AIM – Select all lines holding the word "India" from the entries that follow.

--- START OF LISTED ENTRIES ---

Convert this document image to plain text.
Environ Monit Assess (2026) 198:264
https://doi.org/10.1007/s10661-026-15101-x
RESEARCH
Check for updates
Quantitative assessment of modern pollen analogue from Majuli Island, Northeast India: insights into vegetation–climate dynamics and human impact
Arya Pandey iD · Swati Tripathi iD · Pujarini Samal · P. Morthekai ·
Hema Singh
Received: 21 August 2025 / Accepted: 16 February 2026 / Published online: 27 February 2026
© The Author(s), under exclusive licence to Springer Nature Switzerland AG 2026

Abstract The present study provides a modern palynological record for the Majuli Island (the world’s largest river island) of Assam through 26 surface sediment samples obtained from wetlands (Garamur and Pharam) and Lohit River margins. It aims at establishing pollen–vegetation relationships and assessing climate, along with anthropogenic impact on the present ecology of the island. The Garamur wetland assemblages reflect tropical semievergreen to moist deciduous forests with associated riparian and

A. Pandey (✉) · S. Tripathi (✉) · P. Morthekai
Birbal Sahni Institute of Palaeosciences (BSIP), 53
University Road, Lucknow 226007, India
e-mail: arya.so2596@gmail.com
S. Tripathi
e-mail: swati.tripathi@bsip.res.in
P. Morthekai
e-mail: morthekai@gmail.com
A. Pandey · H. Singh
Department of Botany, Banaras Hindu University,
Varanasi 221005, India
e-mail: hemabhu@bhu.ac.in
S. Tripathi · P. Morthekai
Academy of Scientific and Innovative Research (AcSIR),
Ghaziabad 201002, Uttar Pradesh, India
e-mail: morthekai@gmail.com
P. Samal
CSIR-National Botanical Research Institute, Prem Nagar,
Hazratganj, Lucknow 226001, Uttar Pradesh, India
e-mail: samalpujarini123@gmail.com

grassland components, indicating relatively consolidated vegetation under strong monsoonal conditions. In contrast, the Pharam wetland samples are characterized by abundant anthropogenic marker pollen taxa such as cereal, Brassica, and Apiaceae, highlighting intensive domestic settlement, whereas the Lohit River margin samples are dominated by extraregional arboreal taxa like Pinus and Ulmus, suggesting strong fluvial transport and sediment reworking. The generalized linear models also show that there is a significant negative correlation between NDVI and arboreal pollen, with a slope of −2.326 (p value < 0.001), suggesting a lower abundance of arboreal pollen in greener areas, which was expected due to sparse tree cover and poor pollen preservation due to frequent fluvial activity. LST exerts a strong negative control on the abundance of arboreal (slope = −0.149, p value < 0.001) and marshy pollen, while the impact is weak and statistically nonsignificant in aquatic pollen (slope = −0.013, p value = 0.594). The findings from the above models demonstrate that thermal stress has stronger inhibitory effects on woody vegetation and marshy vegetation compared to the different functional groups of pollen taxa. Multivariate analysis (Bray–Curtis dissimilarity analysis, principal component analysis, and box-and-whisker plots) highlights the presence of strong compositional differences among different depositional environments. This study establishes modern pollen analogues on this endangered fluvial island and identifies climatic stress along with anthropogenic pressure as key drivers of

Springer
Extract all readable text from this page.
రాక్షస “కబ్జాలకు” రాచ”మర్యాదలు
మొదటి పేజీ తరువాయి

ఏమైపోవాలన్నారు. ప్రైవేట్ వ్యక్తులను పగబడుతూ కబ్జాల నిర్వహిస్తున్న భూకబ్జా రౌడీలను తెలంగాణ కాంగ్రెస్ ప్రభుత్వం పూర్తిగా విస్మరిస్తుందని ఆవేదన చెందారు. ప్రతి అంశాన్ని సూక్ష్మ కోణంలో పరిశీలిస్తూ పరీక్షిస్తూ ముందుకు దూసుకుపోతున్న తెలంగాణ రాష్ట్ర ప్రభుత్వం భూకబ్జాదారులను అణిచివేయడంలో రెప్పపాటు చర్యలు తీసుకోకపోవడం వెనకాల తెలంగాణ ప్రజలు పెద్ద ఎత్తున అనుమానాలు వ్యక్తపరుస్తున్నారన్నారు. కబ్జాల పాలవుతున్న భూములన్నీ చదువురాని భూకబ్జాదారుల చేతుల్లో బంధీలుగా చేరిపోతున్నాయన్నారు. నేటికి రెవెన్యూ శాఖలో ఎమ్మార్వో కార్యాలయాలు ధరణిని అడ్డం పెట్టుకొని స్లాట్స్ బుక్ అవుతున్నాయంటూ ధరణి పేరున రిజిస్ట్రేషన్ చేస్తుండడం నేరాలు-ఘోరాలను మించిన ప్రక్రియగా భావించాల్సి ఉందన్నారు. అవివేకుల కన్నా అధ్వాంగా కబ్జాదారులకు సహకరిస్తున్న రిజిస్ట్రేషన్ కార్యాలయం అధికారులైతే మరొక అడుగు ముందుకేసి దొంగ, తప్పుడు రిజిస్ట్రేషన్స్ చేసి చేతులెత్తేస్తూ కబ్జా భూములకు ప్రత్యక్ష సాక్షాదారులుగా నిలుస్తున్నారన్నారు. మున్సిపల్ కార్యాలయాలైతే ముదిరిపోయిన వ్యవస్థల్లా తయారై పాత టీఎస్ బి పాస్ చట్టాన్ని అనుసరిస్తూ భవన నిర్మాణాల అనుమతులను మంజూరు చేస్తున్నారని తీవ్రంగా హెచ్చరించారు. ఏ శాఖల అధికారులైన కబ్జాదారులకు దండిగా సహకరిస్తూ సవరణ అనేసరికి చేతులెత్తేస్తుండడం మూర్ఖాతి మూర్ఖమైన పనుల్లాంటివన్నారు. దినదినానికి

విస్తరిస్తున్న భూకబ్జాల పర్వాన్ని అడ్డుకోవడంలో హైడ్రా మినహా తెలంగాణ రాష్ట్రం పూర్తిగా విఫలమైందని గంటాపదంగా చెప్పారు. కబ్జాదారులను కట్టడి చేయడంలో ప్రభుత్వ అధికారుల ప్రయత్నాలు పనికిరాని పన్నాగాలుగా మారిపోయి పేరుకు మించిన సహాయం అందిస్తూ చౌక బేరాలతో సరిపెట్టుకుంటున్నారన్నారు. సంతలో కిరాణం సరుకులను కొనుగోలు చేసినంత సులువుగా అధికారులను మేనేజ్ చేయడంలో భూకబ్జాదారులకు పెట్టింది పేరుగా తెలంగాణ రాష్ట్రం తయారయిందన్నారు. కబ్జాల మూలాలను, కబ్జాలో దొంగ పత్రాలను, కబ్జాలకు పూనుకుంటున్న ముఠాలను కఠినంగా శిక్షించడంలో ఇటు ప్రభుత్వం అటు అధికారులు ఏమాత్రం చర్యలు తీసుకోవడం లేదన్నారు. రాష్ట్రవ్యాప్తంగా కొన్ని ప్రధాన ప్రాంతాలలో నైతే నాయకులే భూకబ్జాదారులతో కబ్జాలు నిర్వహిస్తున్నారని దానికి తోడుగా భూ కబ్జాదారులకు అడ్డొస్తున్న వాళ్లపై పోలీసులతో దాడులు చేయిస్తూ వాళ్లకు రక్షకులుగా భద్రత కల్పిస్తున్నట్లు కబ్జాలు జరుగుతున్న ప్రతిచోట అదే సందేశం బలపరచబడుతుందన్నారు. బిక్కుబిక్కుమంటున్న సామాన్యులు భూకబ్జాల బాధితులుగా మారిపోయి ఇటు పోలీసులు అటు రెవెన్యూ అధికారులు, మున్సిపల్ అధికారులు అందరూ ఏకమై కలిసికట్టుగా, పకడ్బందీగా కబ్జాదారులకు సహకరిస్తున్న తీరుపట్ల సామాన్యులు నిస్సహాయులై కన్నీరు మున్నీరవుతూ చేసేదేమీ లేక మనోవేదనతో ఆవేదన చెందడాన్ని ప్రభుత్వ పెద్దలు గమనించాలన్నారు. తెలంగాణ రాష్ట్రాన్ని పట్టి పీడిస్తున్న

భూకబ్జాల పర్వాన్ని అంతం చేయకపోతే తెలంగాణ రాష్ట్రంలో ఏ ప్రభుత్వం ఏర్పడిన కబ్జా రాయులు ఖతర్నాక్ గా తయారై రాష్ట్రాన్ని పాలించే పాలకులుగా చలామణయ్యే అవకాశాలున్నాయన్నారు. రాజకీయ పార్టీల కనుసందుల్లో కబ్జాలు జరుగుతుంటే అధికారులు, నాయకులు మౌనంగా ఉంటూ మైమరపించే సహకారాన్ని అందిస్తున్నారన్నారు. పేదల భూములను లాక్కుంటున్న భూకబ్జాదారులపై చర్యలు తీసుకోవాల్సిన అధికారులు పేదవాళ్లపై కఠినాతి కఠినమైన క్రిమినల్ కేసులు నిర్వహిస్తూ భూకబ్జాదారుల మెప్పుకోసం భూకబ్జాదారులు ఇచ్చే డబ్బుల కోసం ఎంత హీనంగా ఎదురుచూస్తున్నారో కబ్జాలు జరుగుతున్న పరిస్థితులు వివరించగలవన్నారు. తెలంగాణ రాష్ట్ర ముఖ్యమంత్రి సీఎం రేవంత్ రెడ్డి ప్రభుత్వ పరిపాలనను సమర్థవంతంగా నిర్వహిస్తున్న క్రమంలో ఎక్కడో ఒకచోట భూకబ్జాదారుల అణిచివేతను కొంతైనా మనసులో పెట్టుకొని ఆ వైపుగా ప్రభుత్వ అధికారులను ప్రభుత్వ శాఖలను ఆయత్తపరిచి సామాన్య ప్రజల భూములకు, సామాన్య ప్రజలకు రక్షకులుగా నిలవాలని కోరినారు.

--- END OF LISTED ENTRIES ---

RESULT –
Quantitative assessment of modern pollen analogue from Majuli Island, Northeast India: insights into vegetation–climate dynamics and human impact
University Road, Lucknow 226007, India
Varanasi 221005, India
Ghaziabad 201002, Uttar Pradesh, India
Hazratganj, Lucknow 226001, Uttar Pradesh, India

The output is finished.